* What you will do
Please copy every line of the records below that holds the word "Viale".

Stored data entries
[BEGIN]

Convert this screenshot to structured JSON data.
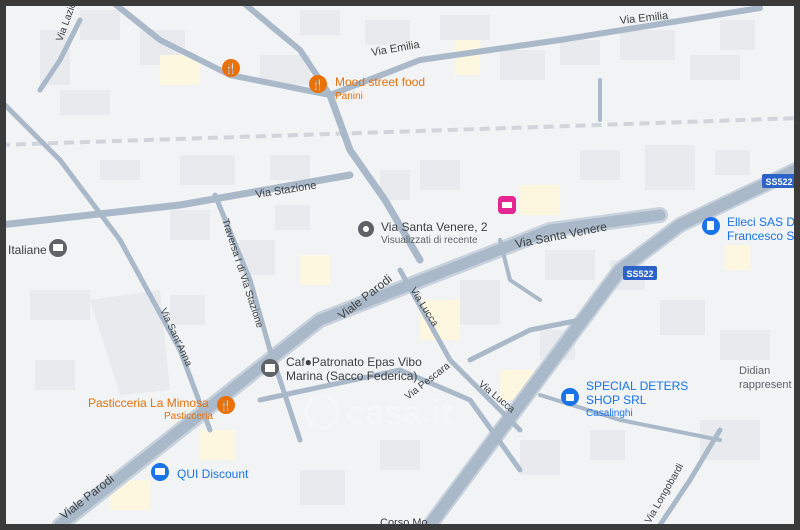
{
  "map": {
    "colors": {
      "background": "#f1f3f4",
      "building": "#e8eaed",
      "building_highlight": "#fef7e0",
      "road": "#aab9c9",
      "road_edge": "#c7d2dd",
      "rail": "#cfd5db",
      "road_label": "#3c4043",
      "poi_food": "#e8710a",
      "poi_shop": "#1a73e8",
      "poi_hotel": "#e52592",
      "poi_service": "#5f6368",
      "shield_bg": "#2b63c8"
    },
    "streets": {
      "via_emilia_1": "Via Emilia",
      "via_emilia_2": "Via Emilia",
      "via_stazione": "Via Stazione",
      "via_santa_venere": "Via Santa Venere",
      "viale_parodi_1": "Viale Parodi",
      "viale_parodi_2": "Viale Parodi",
      "traversa_stazione": "Traversa I di Via Stazione",
      "via_santanna": "Via Sant'Anna",
      "via_lucca_1": "Via Lucca",
      "via_lucca_2": "Via Lucca",
      "via_pescara": "Via Pescara",
      "via_lazio": "Via Lazio",
      "via_longobardi": "Via Longobardi"
    },
    "shields": {
      "ss522_top": "SS522",
      "ss522_mid": "SS522"
    },
    "pois": {
      "mood": {
        "name": "Mood street food",
        "sub": "Panini",
        "icon": "fork-knife-icon"
      },
      "santa_venere": {
        "name": "Via Santa Venere, 2",
        "sub": "Visualizzati di recente",
        "icon": "pin-icon"
      },
      "hotel": {
        "icon": "bed-icon"
      },
      "elleci": {
        "name_1": "Elleci SAS D",
        "name_2": "Francesco S",
        "icon": "fuel-icon"
      },
      "poste": {
        "name": "Italiane",
        "icon": "mail-icon"
      },
      "patronato": {
        "name_1": "Caf●Patronato Epas Vibo",
        "name_2": "Marina (Sacco Federica)",
        "icon": "building-icon"
      },
      "pasticceria": {
        "name": "Pasticceria La Mimosa",
        "sub": "Pasticceria",
        "icon": "fork-knife-icon"
      },
      "qui": {
        "name": "QUI Discount",
        "icon": "cart-icon"
      },
      "special": {
        "name_1": "SPECIAL DETERS",
        "name_2": "SHOP SRL",
        "sub": "Casalinghi",
        "icon": "shopping-bag-icon"
      },
      "didian": {
        "name_1": "Didian",
        "name_2": "rappresent"
      }
    },
    "watermark": "casa.it",
    "bottom_partial": "Corso Mo"
  }
}
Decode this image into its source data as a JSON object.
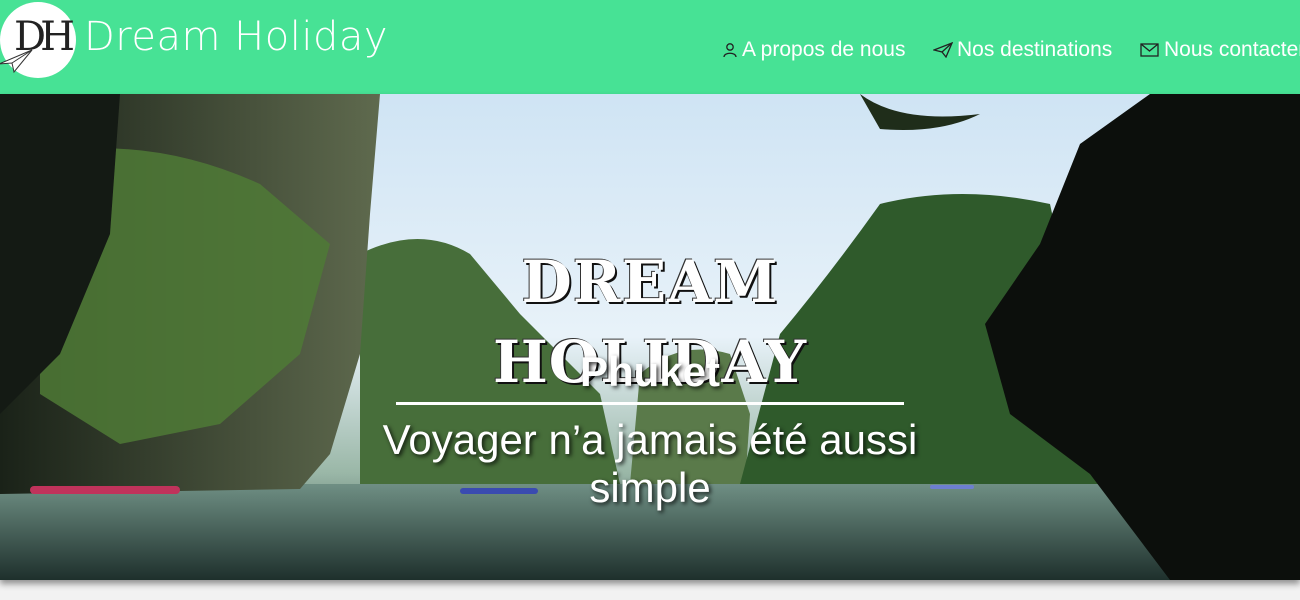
{
  "header": {
    "logo_monogram": "DH",
    "brand": "Dream Holiday",
    "bg_color": "#47e295"
  },
  "nav": [
    {
      "label": "A propos de nous",
      "icon": "user-icon"
    },
    {
      "label": "Nos destinations",
      "icon": "paper-plane-icon"
    },
    {
      "label": "Nous contacter",
      "icon": "envelope-icon"
    }
  ],
  "hero": {
    "title": "DREAM HOLIDAY",
    "city": "Phuket",
    "tagline": "Voyager n’a jamais été aussi simple",
    "image": "phuket-bay-photo"
  }
}
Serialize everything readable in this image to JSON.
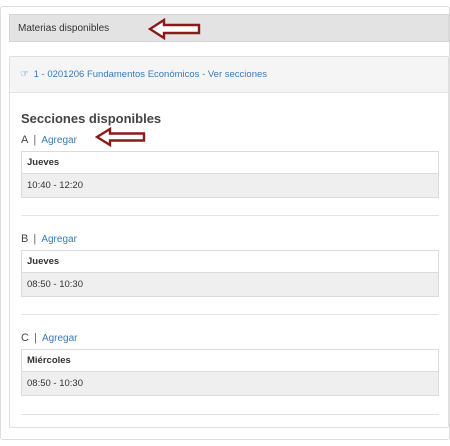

[END]

* Response for this exercise
      "viale_parodi_1": "Viale Parodi",
      "viale_parodi_2": "Viale Parodi",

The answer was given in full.